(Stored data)
_ _ _

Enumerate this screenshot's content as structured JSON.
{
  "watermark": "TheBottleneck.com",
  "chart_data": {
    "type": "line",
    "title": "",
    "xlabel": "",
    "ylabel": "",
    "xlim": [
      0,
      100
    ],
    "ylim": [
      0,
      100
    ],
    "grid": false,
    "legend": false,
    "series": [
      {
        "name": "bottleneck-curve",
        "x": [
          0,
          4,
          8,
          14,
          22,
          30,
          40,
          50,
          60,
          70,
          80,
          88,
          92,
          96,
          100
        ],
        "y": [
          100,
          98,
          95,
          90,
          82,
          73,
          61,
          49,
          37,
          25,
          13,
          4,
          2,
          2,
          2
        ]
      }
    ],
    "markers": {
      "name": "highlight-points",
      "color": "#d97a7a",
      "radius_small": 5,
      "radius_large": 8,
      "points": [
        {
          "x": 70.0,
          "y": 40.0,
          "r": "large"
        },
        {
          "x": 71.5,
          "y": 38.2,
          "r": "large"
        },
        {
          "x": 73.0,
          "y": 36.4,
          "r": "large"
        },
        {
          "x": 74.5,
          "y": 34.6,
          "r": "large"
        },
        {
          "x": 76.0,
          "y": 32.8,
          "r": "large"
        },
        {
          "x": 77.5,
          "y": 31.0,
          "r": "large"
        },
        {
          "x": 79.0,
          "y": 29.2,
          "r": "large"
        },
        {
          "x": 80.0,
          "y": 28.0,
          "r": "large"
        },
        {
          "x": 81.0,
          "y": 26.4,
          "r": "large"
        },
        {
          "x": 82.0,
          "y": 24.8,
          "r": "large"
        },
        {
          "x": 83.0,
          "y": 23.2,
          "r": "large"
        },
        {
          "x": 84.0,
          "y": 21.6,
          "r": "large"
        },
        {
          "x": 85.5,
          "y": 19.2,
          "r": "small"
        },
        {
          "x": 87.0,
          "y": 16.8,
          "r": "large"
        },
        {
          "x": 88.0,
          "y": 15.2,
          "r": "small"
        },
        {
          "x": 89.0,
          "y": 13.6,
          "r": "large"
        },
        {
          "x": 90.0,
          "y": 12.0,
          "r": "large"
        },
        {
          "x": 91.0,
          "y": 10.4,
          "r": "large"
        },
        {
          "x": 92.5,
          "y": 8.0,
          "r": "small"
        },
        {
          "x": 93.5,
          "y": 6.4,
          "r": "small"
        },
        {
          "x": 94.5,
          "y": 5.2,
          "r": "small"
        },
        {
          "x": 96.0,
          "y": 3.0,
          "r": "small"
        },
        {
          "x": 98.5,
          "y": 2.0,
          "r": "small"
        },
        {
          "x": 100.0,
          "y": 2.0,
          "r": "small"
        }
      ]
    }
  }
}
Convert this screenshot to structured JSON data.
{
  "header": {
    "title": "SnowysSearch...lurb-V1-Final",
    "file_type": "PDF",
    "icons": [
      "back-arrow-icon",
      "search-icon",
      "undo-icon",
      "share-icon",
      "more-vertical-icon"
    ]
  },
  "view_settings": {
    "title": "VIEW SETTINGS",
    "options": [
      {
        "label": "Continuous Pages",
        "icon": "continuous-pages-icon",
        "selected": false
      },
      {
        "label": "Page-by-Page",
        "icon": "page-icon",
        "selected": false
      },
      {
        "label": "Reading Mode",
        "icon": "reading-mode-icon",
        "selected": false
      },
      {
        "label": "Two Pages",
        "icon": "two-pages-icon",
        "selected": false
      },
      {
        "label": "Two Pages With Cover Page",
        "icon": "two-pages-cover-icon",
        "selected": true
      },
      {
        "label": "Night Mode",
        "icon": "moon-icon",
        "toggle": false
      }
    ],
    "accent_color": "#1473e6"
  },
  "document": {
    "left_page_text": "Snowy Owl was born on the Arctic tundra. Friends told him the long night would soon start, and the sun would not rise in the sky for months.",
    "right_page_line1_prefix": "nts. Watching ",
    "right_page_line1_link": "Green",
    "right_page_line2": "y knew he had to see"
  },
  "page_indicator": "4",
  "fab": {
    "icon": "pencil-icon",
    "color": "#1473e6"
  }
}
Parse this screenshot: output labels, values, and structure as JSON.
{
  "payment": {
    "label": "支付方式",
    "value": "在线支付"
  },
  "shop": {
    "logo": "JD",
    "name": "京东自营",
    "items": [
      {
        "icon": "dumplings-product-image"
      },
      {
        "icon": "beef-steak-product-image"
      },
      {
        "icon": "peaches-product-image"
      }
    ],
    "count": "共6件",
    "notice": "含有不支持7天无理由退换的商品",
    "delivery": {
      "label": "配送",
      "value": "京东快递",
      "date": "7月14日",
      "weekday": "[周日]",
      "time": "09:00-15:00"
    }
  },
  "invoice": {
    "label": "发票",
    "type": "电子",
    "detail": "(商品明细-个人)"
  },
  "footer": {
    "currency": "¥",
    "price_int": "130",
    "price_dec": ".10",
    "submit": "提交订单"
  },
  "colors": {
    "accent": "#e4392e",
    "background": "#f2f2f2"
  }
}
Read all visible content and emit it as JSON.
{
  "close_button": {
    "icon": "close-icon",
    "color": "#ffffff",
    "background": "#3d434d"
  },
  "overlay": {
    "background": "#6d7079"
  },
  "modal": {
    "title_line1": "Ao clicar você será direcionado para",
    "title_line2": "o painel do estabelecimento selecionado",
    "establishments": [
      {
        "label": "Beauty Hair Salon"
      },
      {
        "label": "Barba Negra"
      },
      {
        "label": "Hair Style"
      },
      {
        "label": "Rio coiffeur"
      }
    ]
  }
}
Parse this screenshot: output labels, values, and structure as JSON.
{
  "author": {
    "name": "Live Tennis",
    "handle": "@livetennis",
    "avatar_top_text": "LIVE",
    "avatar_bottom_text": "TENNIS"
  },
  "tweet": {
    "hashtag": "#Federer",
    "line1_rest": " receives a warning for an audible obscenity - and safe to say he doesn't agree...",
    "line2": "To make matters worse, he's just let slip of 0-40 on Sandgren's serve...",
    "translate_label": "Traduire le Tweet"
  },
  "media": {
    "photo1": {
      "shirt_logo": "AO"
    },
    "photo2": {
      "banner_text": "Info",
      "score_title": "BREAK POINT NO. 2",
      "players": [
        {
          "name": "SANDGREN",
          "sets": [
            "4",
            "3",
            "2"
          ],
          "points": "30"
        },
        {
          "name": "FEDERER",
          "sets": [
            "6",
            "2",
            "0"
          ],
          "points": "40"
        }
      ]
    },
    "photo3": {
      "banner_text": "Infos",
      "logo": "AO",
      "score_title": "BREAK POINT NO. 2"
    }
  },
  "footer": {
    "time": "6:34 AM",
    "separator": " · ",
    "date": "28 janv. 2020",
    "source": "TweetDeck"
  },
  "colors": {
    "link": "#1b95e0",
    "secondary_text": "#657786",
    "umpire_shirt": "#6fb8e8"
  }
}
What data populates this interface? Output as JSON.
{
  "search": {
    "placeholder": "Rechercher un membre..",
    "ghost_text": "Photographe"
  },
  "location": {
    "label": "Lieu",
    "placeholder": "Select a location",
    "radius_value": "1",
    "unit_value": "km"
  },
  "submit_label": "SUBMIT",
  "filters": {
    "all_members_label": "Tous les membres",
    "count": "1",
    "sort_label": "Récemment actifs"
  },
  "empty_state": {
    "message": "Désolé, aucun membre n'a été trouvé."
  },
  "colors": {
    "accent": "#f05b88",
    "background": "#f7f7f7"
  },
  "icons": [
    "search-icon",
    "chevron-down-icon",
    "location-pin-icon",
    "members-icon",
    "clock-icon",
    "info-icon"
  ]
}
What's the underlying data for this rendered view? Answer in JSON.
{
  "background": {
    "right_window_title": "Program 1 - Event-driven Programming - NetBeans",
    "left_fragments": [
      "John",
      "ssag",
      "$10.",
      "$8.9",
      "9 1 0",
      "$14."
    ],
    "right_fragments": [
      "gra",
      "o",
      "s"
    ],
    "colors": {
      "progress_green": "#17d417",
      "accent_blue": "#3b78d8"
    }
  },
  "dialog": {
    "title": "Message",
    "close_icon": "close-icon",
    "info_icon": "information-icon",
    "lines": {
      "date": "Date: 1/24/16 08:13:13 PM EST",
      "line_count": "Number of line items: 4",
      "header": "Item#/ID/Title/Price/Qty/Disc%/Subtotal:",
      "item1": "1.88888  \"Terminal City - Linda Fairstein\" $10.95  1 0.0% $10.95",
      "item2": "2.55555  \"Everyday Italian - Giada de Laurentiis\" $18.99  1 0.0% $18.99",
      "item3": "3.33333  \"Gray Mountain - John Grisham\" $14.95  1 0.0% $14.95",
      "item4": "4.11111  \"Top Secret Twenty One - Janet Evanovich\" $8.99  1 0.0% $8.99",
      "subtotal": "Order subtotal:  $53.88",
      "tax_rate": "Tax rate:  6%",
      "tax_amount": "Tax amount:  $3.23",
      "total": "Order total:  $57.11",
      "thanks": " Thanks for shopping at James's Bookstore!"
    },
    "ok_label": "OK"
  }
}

_ _ _

THE TASK: Search the records for the word "date" and copy every line where it occurs.

EXERCISE SOLUTION:
      "date": "7月14日",
    "date": "28 janv. 2020",
      "date": "Date: 1/24/16 08:13:13 PM EST",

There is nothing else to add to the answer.